Dataset entries –
--- START ---

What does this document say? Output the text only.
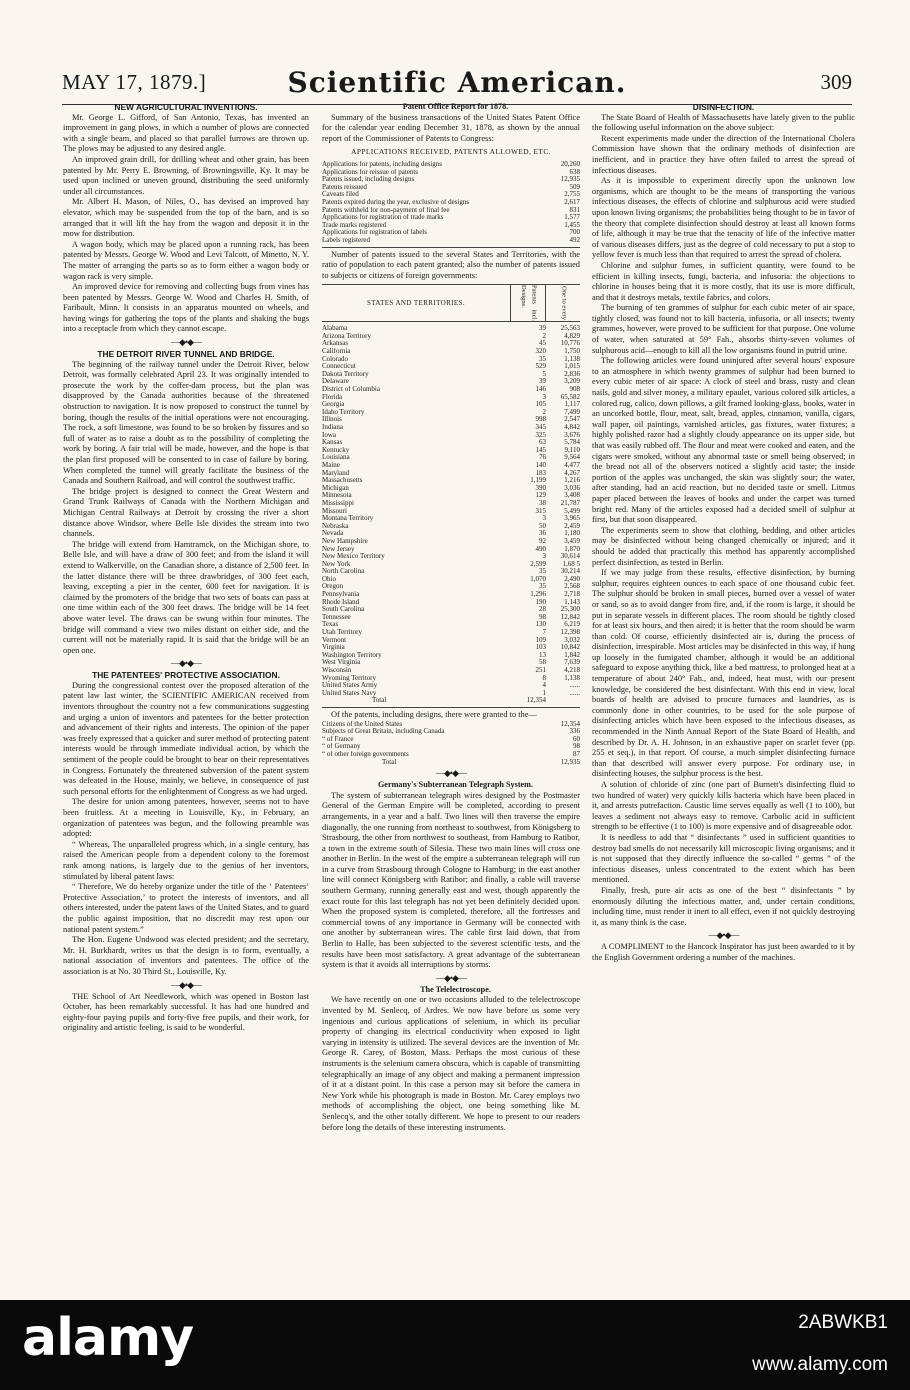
MAY 17, 1879.]	Scientific American.	309

NEW AGRICULTURAL INVENTIONS.

Mr. George L. Gifford, of San Antonio, Texas, has invented an improvement in gang plows, in which a number of plows are connected with a single beam, and placed so that parallel furrows are thrown up. The plows may be adjusted to any desired angle.

An improved grain drill, for drilling wheat and other grain, has been patented by Mr. Perry E. Browning, of Browningsville, Ky. It may be used upon inclined or uneven ground, distributing the seed uniformly under all circumstances.

Mr. Albert H. Mason, of Niles, O., has devised an improved hay elevator, which may be suspended from the top of the barn, and is so arranged that it will lift the hay from the wagon and deposit it in the mow for distribution.

A wagon body, which may be placed upon a running rack, has been patented by Messrs. George W. Wood and Levi Talcott, of Minetto, N. Y. The matter of arranging the parts so as to form either a wagon body or wagon rack is very simple.

An improved device for removing and collecting bugs from vines has been patented by Messrs. George W. Wood and Charles H. Smith, of Faribault, Minn. It consists in an apparatus mounted on wheels, and having wings for gathering the tops of the plants and shaking the bugs into a receptacle from which they cannot escape.

—◆•◆—

THE DETROIT RIVER TUNNEL AND BRIDGE.

The beginning of the railway tunnel under the Detroit River, below Detroit, was formally celebrated April 23. It was originally intended to prosecute the work by the coffer-dam process, but the plan was disapproved by the Canada authorities because of the threatened obstruction to navigation. It is now proposed to construct the tunnel by boring, though the results of the initial operations were not encouraging. The rock, a soft limestone, was found to be so broken by fissures and so full of water as to raise a doubt as to the possibility of completing the work by boring. A fair trial will be made, however, and the hope is that the plan first proposed will be consented to in case of failure by boring. When completed the tunnel will greatly facilitate the business of the Canada and Southern Railroad, and will control the southwest traffic.

The bridge project is designed to connect the Great Western and Grand Trunk Railways of Canada with the Northern Michigan and Michigan Central Railways at Detroit by crossing the river a short distance above Windsor, where Belle Isle divides the stream into two channels.

The bridge will extend from Hamtramck, on the Michigan shore, to Belle Isle, and will have a draw of 300 feet; and from the island it will extend to Walkerville, on the Canadian shore, a distance of 2,500 feet. In the latter distance there will be three drawbridges, of 300 feet each, leaving, excepting a pier in the center, 600 feet for navigation. It is claimed by the promoters of the bridge that two sets of boats can pass at one time within each of the 300 feet draws. The bridge will be 14 feet above water level. The draws can be swung within four minutes. The bridge will command a view two miles distant on either side, and the current will not be materially rapid. It is said that the bridge will be an open one.

—◆•◆—

THE PATENTEES' PROTECTIVE ASSOCIATION.

During the congressional contest over the proposed alteration of the patent law last winter, the SCIENTIFIC AMERICAN received from inventors throughout the country not a few communications suggesting and urging a union of inventors and patentees for the better protection and advancement of their rights and interests. The opinion of the paper was freely expressed that a quicker and surer method of protecting patent interests would be through immediate individual action, by which the sentiment of the people could be brought to bear on their representatives in Congress. Fortunately the threatened subversion of the patent system was defeated in the House, mainly, we believe, in consequence of just such personal efforts for the enlightenment of Congress as we had urged.

The desire for union among patentees, however, seems not to have been fruitless. At a meeting in Louisville, Ky., in February, an organization of patentees was begun, and the following preamble was adopted:

“ Whereas, The unparalleled progress which, in a single century, has raised the American people from a dependent colony to the foremost rank among nations, is largely due to the genius of her inventors, stimulated by liberal patent laws:

“ Therefore, We do hereby organize under the title of the ‘ Patentees’ Protective Association,’ to protect the interests of inventors, and all others interested, under the patent laws of the United States, and to guard the public against imposition, that no discredit may rest upon our national patent system.”

The Hon. Eugene Undwood was elected president; and the secretary, Mr. H. Burkhardt, writes us that the design is to form, eventually, a national association of inventors and patentees. The office of the association is at No. 30 Third St., Louisville, Ky.

—◆•◆—

THE School of Art Needlework, which was opened in Boston last October, has been remarkably successful. It has had one hundred and eighty-four paying pupils and forty-five free pupils, and their work, for originality and artistic feeling, is said to be wonderful.

Patent Office Report for 1878.

Summary of the business transactions of the United States Patent Office for the calendar year ending December 31, 1878, as shown by the annual report of the Commissioner of Patents to Congress:

APPLICATIONS RECEIVED, PATENTS ALLOWED, ETC.
Applications for patents, including designs	20,260
Applications for reissue of patents	638
Patents issued, including designs	12,935
Patents reissued	509
Caveats filed	2,755
Patents expired during the year, exclusive of designs	2,617
Patents withheld for non-payment of final fee	831
Applications for registration of trade marks	1,577
Trade marks registered	1,455
Applications for registration of labels	700
Labels registered	492

Number of patents issued to the several States and Territories, with the ratio of population to each patent granted; also the number of patents issued to subjects or citizens of foreign governments:

STATES AND TERRITORIES.	Patents incl. Designs.	One to every
Alabama	39	25,563
Arizona Territory	2	4,829
Arkansas	45	10,776
California	320	1,750
Colorado	35	1,138
Connecticut	529	1,015
Dakota Territory	5	2,836
Delaware	39	3,209
District of Columbia	146	908
Florida	3	65,582
Georgia	105	1,117
Idaho Territory	2	7,499
Illinois	998	2,547
Indiana	345	4,842
Iowa	325	3,676
Kansas	63	5,784
Kentucky	145	9,110
Louisiana	76	9,564
Maine	140	4,477
Maryland	183	4,267
Massachusetts	1,199	1,216
Michigan	390	3,036
Minnesota	129	3,408
Mississippi	38	21,787
Missouri	315	5,499
Montana Territory	3	3,965
Nebraska	50	2,459
Nevada	36	1,180
New Hampshire	92	3,459
New Jersey	490	1,870
New Mexico Territory	3	30,614
New York	2,599	1,68 5
North Carolina	35	30,214
Ohio	1,070	2,490
Oregon	35	2,568
Pennsylvania	1,296	2,718
Rhode Island	190	1,143
South Carolina	28	25,300
Tennessee	98	12,842
Texas	130	6,219
Utah Territory	7	12,398
Vermont	109	3,032
Virginia	103	10,842
Washington Territory	13	1,842
West Virginia	58	7,639
Wisconsin	251	4,218
Wyoming Territory	8	1,138
United States Army	4	......
United States Navy	1	......
Total	12,354	

Of the patents, including designs, there were granted to the—

Citizens of the United States	12,354
Subjects of Great Britain, including Canada	336
“ of France	60
“ of Germany	98
“ of other foreign governments	87
Total	12,935
—◆•◆—

Germany's Subterranean Telegraph System.

The system of subterranean telegraph wires designed by the Postmaster General of the German Empire will be completed, according to present arrangements, in a year and a half. Two lines will then traverse the empire diagonally, the one running from northeast to southwest, from Königsberg to Strasbourg, the other from northwest to southeast, from Hamburg to Ratibor, a town in the extreme south of Silesia. These two main lines will cross one another in Berlin. In the west of the empire a subterranean telegraph will run in a curve from Strasbourg through Cologne to Hamburg; in the east another line will connect Königsberg with Ratibor; and finally, a cable will traverse southern Germany, running generally east and west, though apparently the exact route for this last telegraph has not yet been definitely decided upon. When the proposed system is completed, therefore, all the fortresses and commercial towns of any importance in Germany will be connected with one another by subterranean wires. The cable first laid down, that from Berlin to Halle, has been subjected to the severest scientific tests, and the results have been most satisfactory. A great advantage of the subterranean system is that it avoids all interruptions by storms.

—◆•◆—

The Telelectroscope.

We have recently on one or two occasions alluded to the telelectroscope invented by M. Senlecq, of Ardres. We now have before us some very ingenious and curious applications of selenium, in which its peculiar property of changing its electrical conductivity when exposed to light varying in intensity is utilized. The several devices are the invention of Mr. George R. Carey, of Boston, Mass. Perhaps the most curious of these instruments is the selenium camera obscura, which is capable of transmitting telegraphically an image of any object and making a permanent impression of it at a distant point. In this case a person may sit before the camera in New York while his photograph is made in Boston. Mr. Carey employs two methods of accomplishing the object, one being something like M. Senlecq's, and the other totally different. We hope to present to our readers before long the details of these interesting instruments.

DISINFECTION.

The State Board of Health of Massachusetts have lately given to the public the following useful information on the above subject:

Recent experiments made under the direction of the International Cholera Commission have shown that the ordinary methods of disinfection are inefficient, and in practice they have often failed to arrest the spread of infectious diseases.

As it is impossible to experiment directly upon the unknown low organisms, which are thought to be the means of transporting the various infectious diseases, the effects of chlorine and sulphurous acid were studied upon known living organisms; the probabilities being thought to be in favor of the theory that complete disinfection should destroy at least all known forms of life, although it may be true that the tenacity of life of the infective matter of various diseases differs, just as the degree of cold necessary to put a stop to yellow fever is much less than that required to arrest the spread of cholera.

Chlorine and sulphur fumes, in sufficient quantity, were found to be efficient in killing insects, fungi, bacteria, and infusoria: the objections to chlorine in houses being that it is more costly, that its use is more difficult, and that it destroys metals, textile fabrics, and colors.

The burning of ten grammes of sulphur for each cubic meter of air space, tightly closed, was found not to kill bacteria, infusoria, or all insects; twenty grammes, however, were proved to be sufficient for that purpose. One volume of water, when saturated at 59° Fah., absorbs thirty-seven volumes of sulphurous acid—enough to kill all the low organisms found in putrid urine.

The following articles were found uninjured after several hours' exposure to an atmosphere in which twenty grammes of sulphur had been burned to every cubic meter of air space: A clock of steel and brass, rusty and clean nails, gold and silver money, a military epaulet, various colored silk articles, a colored rug, calico, down pillows, a gilt framed looking-glass, books, water in an uncorked bottle, flour, meat, salt, bread, apples, cinnamon, vanilla, cigars, wall paper, oil paintings, varnished articles, gas fixtures, water fixtures; a highly polished razor had a slightly cloudy appearance on its upper side, but that was easily rubbed off. The flour and meat were cooked and eaten, and the cigars were smoked, without any abnormal taste or smell being observed; in the bread not all of the observers noticed a slightly acid taste; the inside portion of the apples was unchanged, the skin was slightly sour; the water, after standing, had an acid reaction, but no decided taste or smell. Litmus paper placed between the leaves of books and under the carpet was turned bright red. Many of the articles exposed had a decided smell of sulphur at first, but that soon disappeared.

The experiments seem to show that clothing, bedding, and other articles may be disinfected without being changed chemically or injured; and it should be added that practically this method has apparently accomplished perfect disinfection, as tested in Berlin.

If we may judge from these results, effective disinfection, by burning sulphur, requires eighteen ounces to each space of one thousand cubic feet. The sulphur should be broken in small pieces, burned over a vessel of water or sand, so as to avoid danger from fire, and, if the room is large, it should be put in separate vessels in different places. The room should be tightly closed for at least six hours, and then aired; it is better that the room should be warm than cold. Of course, efficiently disinfected air is, during the process of disinfection, irrespirable. Most articles may be disinfected in this way, if hung up loosely in the fumigated chamber, although it would be an additional safeguard to expose anything thick, like a bed mattress, to prolonged heat at a temperature of about 240° Fah., and, indeed, heat must, with our present knowledge, be considered the best disinfectant. With this end in view, local boards of health are advised to procure furnaces and laundries, as is commonly done in other countries, to be used for the sole purpose of disinfecting articles which have been exposed to the infectious diseases, as recommended in the Ninth Annual Report of the State Board of Health, and described by Dr. A. H. Johnson, in an exhaustive paper on scarlet fever (pp. 255 et seq.), in that report. Of course, a much simpler disinfecting furnace than that described will answer every purpose. For ordinary use, in disinfecting houses, the sulphur process is the best.

A solution of chloride of zinc (one part of Burnett's disinfecting fluid to two hundred of water) very quickly kills bacteria which have been placed in it, and arrests putrefaction. Caustic lime serves equally as well (1 to 100), but leaves a sediment not always easy to remove. Carbolic acid in sufficient strength to be effective (1 to 100) is more expensive and of disagreeable odor.

It is needless to add that “ disinfectants ” used in sufficient quantities to destroy bad smells do not necessarily kill microscopic living organisms; and it is not supposed that they directly influence the so-called “ germs ” of the infectious diseases, unless concentrated to the extent which has been mentioned.

Finally, fresh, pure air acts as one of the best “ disinfectants ” by enormously diluting the infectious matter, and, under certain conditions, including time, must render it inert to all effect, even if not quickly destroying it, as many think is the case.

—◆•◆—

A COMPLIMENT to the Hancock Inspirator has just been awarded to it by the English Government ordering a number of the machines.

alamy	2ABWKB1
www.alamy.com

--- END ---

To do – Your answer must be a copy of every line in the data above that holds the string "foreign".

Response below –
Number of patents issued to the several States and Territories, with the ratio of population to each patent granted; also the number of patents issued to subjects or citizens of foreign governments:
“ of other foreign governments	87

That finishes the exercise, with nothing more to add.